== O que se pede ==
Segundo o texto para leitura, o que o campo chamado citta contém?

== Texto para leitura ==
***

Consciência, Mente e Ego
No nosso último encontro falamos sobre a mente e como, através de um exercício simples de atenção e foco, é possível perceber que existe um observador ( द्रष्टृ drashtri – aquele que vê) , aparentemente distinto da mente em si, e que é capaz de acompanhar os movimentos da mente, pelo menos por algum tempo, e também perceber que, por vezes nossa mente age de forma autônoma à nossa vontade, divagando em pensamentos não planejados, até que nos damos conta disso e reorientamos para focar no que desejamos. Esse exercício simples, nos leva a um questionamento importantíssimo: somos mais do que apenas uma mente e seus pensamentos aleatórios?!
De fato, segundo diversas tradições, onde se inclui a Filosofia do Yoga Clássico que contém os Yoga Sutras de Pátañjali, sim, somos muito mais que nossos pensamentos. E talvez essa constatação talvez seja a principal razão de existir do Yoga. Veremos neste texto, hoje, como é definida a Psique humana de acordo com o Yoga Clássico.
Cada tradição religiosa adota um nome para referir-se à porção Divina que habita em nós: “Voz da Consciência”, “Luz Pura Interior”, “Luz Interior”, “Sol interior”, “Centelha Divina”, “Eu Maior”, outros nomes… Essa diferença de nomenclaturas por vezes desvia o objetivo, gera confusão e separação, assim melhor não nos atermos à nomenclatura, mas sim ao conteúdo e o conceito. Adotaremos “Luz Interior”, peço que ajuste conforme sua preferência para melhor entendimento, essa nossa divindade interna, eterna, não falível e que nos torna parte do Tudo, da Existência.
citta – a nossa Consciência pode ser definida como um campo Coração-Mente por onde nossa “Luz Interior” brilha e se manifesta. De uma forma didática, ciita ou consciência contém: i) nossa mente exterior; ii) nossa mente interior; iii) nosso ego; e vi) nossa memória. Entender como esse campo complexo opera, é fundamental para compreender como o Yoga funciona. Se formos capazes de entender o mundo através desta perspectiva, poderemos mudar radicalmente a forma como pensamos e agimos aqui, em direção à evolução e transcendência do ser.
O Yoga Clássico afirma um dualismo entre o Espírito ( पुरुष purusha) e a matéria ( (प्रकृति prakriti). A realidade material (prakriti) é tudo que já mudou, pode mudar e é sujeito a causa e efeito. Já Purusha é o princípio universal imutável, não causado e presente em tudo. Inclui o prakriti que muda, e é a razão pela qual existe causa e efeito. De acordo com as várias escolas do hinduísmo, purusha é aquilo que conecta todas as coisas e seres. Dentro deste conceito dualista, quando olhamos do ponto de vista da consciência, existe separação clara entre o eu individual ( जीव jîva-âtman) e o Supremo Si Mesmo (परमात्मन् parama-âtman) e desta forma está sustentado nos Yoga Sutras de Pátañjali. Cabe ao Yogin, o adepto do Yoga, o discernimento ( विवेक Viveka) entre o eu individual e o Supremo Si Mesmo, o Eu Maior.

***

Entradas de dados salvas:
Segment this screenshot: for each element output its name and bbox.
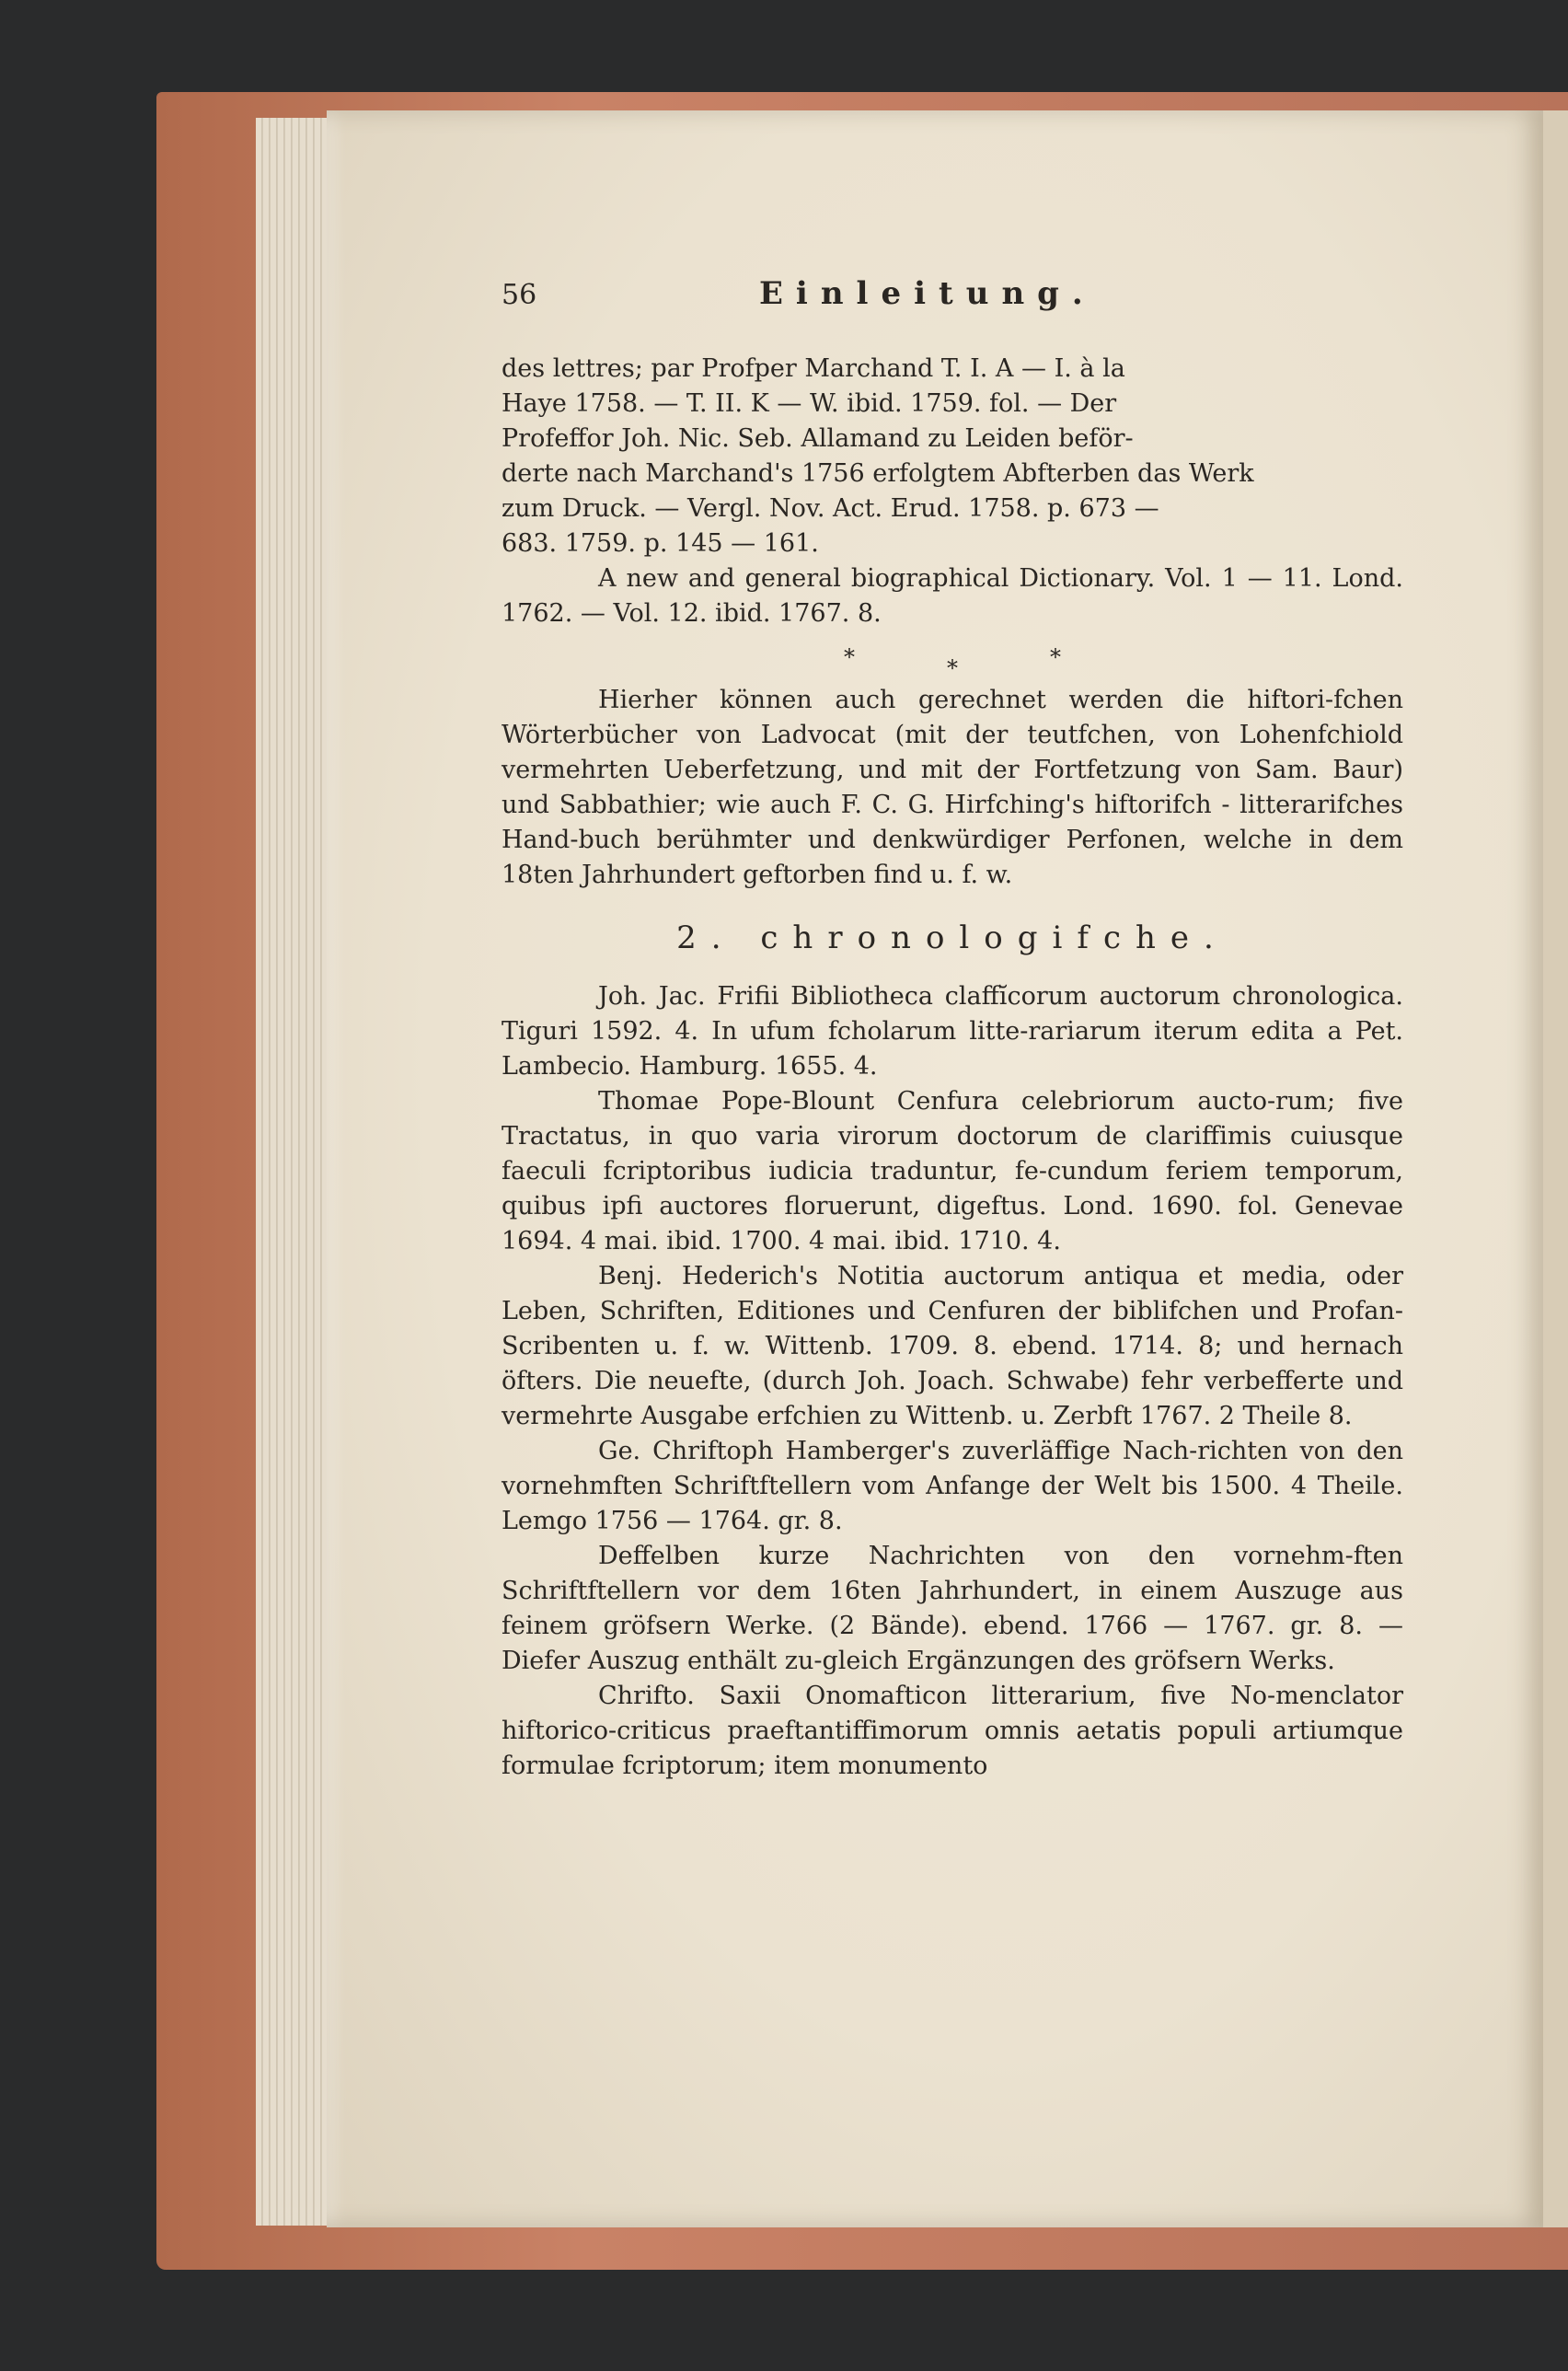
ornament-star: * — [1050, 644, 1061, 670]
intro-line: Haye 1758. — T. II. K — W. ibid. 1759. fol. — Der — [502, 389, 1117, 418]
ornament-stars — [502, 631, 1403, 683]
entry-dictionary: A new and general biographical Dictionary. Vol. 1 — 11. Lond. 1762. — Vol. 12. ibid. 1767. 8. — [502, 564, 1403, 628]
ornament-star: * — [844, 644, 855, 670]
bibliography-entry: Benj. Hederich's Notitia auctorum antiqua et media, oder Leben, Schriften, Editiones und Cenfuren der biblifchen und Profan-Scribenten u. f. w. Wittenb. 1709. 8. ebend. 1714. 8; und hernach öfters. Die neuefte, (durch Joh. Joach. Schwabe) fehr verbefferte und vermehrte Ausgabe erfchien zu Wittenb. u. Zerbft 1767. 2 Theile 8. — [502, 1262, 1403, 1430]
intro-line: derte nach Marchand's 1756 erfolgtem Abfterben das Werk — [502, 459, 1254, 488]
intro-line: 683. 1759. p. 145 — 161. — [502, 529, 819, 558]
book-page — [327, 110, 1543, 2227]
intro-line: zum Druck. — Vergl. Nov. Act. Erud. 1758. p. 673 — — [502, 494, 1159, 523]
page-header — [502, 276, 1403, 341]
intro-line: des lettres; par Profper Marchand T. I. A — I. à la — [502, 354, 1125, 383]
bibliography-entry: Ge. Chriftoph Hamberger's zuverläffige Nach-richten von den vornehmften Schriftftellern vom Anfange der Welt bis 1500. 4 Theile. Lemgo 1756 — 1764. gr. 8. — [502, 1437, 1403, 1535]
bibliography-entry: Thomae Pope-Blount Cenfura celebriorum aucto-rum; five Tractatus, in quo varia virorum doctorum de clariffimis cuiusque faeculi fcriptoribus iudicia traduntur, fe-cundum feriem temporum, quibus ipfi auctores floruerunt, digeftus. Lond. 1690. fol. Genevae 1694. 4 mai. ibid. 1700. 4 mai. ibid. 1710. 4. — [502, 1087, 1403, 1255]
page-text — [502, 276, 1403, 1784]
bibliography-entry: Joh. Jac. Frifii Bibliotheca claffĭcorum auctorum chronologica. Tiguri 1592. 4. In ufum fcholarum litte-rariarum iterum edita a Pet. Lambecio. Hamburg. 1655. 4. — [502, 982, 1403, 1081]
paragraph-hierher: Hierher können auch gerechnet werden die hiftori-fchen Wörterbücher von Ladvocat (mit der teutfchen, von Lohenfchiold vermehrten Ueberfetzung, und mit der Fortfetzung von Sam. Baur) und Sabbathier; wie auch F. C. G. Hirfching's hiftorifch - litterarifches Hand-buch berühmter und denkwürdiger Perfonen, welche in dem 18ten Jahrhundert geftorben find u. f. w. — [502, 686, 1403, 889]
page-number: 56 — [502, 279, 537, 311]
intro-line: Profeffor Joh. Nic. Seb. Allamand zu Leiden beför- — [502, 424, 1134, 453]
section-heading: 2. chronologifche. — [676, 919, 1228, 956]
bibliography-entry: Chrifto. Saxii Onomafticon litterarium, five No-menclator hiftorico-criticus praeftantiffimorum omnis aetatis populi artiumque formulae fcriptorum; item monumento — [502, 1682, 1403, 1780]
bibliography-entry: Deffelben kurze Nachrichten von den vornehm-ften Schriftftellern vor dem 16ten Jahrhundert, in einem Auszuge aus feinem gröfsern Werke. (2 Bände). ebend. 1766 — 1767. gr. 8. — Diefer Auszug enthält zu-gleich Ergänzungen des gröfsern Werks. — [502, 1542, 1403, 1675]
running-title: Einleitung. — [759, 275, 1096, 312]
ornament-star: * — [947, 655, 958, 681]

***

== Solução ==
A mente exterior, a mente interior, o ego e a memória.